Exercise requirements:
Give all the lines below again, exactly, with no pictures.

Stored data
# # #
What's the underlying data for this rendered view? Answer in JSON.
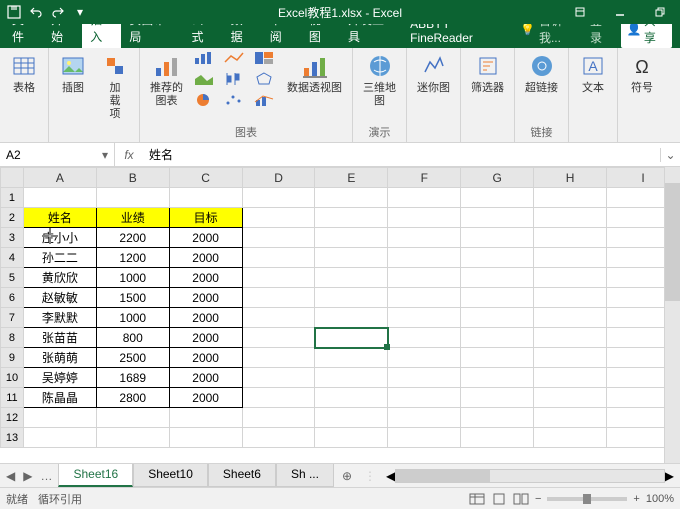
{
  "title": "Excel教程1.xlsx - Excel",
  "tabs": [
    "文件",
    "开始",
    "插入",
    "页面布局",
    "公式",
    "数据",
    "审阅",
    "视图",
    "开发工具",
    "ABBYY FineReader"
  ],
  "active_tab": 2,
  "tellme": "告诉我...",
  "login": "登录",
  "share": "共享",
  "ribbon": {
    "tables": {
      "cells": "表格",
      "pic": "插图",
      "addins": "加\n载\n项",
      "recchart": "推荐的\n图表",
      "pivotchart": "数据透视图",
      "map3d": "三维地\n图",
      "sparkline": "迷你图",
      "filter": "筛选器",
      "hyperlink": "超链接",
      "text": "文本",
      "symbol": "符号"
    },
    "groups": {
      "charts": "图表",
      "demo": "演示",
      "links": "链接"
    }
  },
  "namebox": "A2",
  "formula": "姓名",
  "columns": [
    "A",
    "B",
    "C",
    "D",
    "E",
    "F",
    "G",
    "H",
    "I"
  ],
  "headers": [
    "姓名",
    "业绩",
    "目标"
  ],
  "rows": [
    [
      "庄小小",
      "2200",
      "2000"
    ],
    [
      "孙二二",
      "1200",
      "2000"
    ],
    [
      "黄欣欣",
      "1000",
      "2000"
    ],
    [
      "赵敏敏",
      "1500",
      "2000"
    ],
    [
      "李默默",
      "1000",
      "2000"
    ],
    [
      "张苗苗",
      "800",
      "2000"
    ],
    [
      "张萌萌",
      "2500",
      "2000"
    ],
    [
      "吴婷婷",
      "1689",
      "2000"
    ],
    [
      "陈晶晶",
      "2800",
      "2000"
    ]
  ],
  "selected_cell": {
    "row": 8,
    "col": "E"
  },
  "sheets": [
    "Sheet16",
    "Sheet10",
    "Sheet6",
    "Sh ..."
  ],
  "active_sheet": 0,
  "status_left1": "就绪",
  "status_left2": "循环引用",
  "zoom": "100%"
}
# # #
Reply:
What's the underlying data for this rendered view? Answer in JSON.
{
  "title": "Excel教程1.xlsx - Excel",
  "tabs": [
    "文件",
    "开始",
    "插入",
    "页面布局",
    "公式",
    "数据",
    "审阅",
    "视图",
    "开发工具",
    "ABBYY FineReader"
  ],
  "active_tab": 2,
  "tellme": "告诉我...",
  "login": "登录",
  "share": "共享",
  "ribbon": {
    "tables": {
      "cells": "表格",
      "pic": "插图",
      "addins": "加\n载\n项",
      "recchart": "推荐的\n图表",
      "pivotchart": "数据透视图",
      "map3d": "三维地\n图",
      "sparkline": "迷你图",
      "filter": "筛选器",
      "hyperlink": "超链接",
      "text": "文本",
      "symbol": "符号"
    },
    "groups": {
      "charts": "图表",
      "demo": "演示",
      "links": "链接"
    }
  },
  "namebox": "A2",
  "formula": "姓名",
  "columns": [
    "A",
    "B",
    "C",
    "D",
    "E",
    "F",
    "G",
    "H",
    "I"
  ],
  "headers": [
    "姓名",
    "业绩",
    "目标"
  ],
  "rows": [
    [
      "庄小小",
      "2200",
      "2000"
    ],
    [
      "孙二二",
      "1200",
      "2000"
    ],
    [
      "黄欣欣",
      "1000",
      "2000"
    ],
    [
      "赵敏敏",
      "1500",
      "2000"
    ],
    [
      "李默默",
      "1000",
      "2000"
    ],
    [
      "张苗苗",
      "800",
      "2000"
    ],
    [
      "张萌萌",
      "2500",
      "2000"
    ],
    [
      "吴婷婷",
      "1689",
      "2000"
    ],
    [
      "陈晶晶",
      "2800",
      "2000"
    ]
  ],
  "selected_cell": {
    "row": 8,
    "col": "E"
  },
  "sheets": [
    "Sheet16",
    "Sheet10",
    "Sheet6",
    "Sh ..."
  ],
  "active_sheet": 0,
  "status_left1": "就绪",
  "status_left2": "循环引用",
  "zoom": "100%"
}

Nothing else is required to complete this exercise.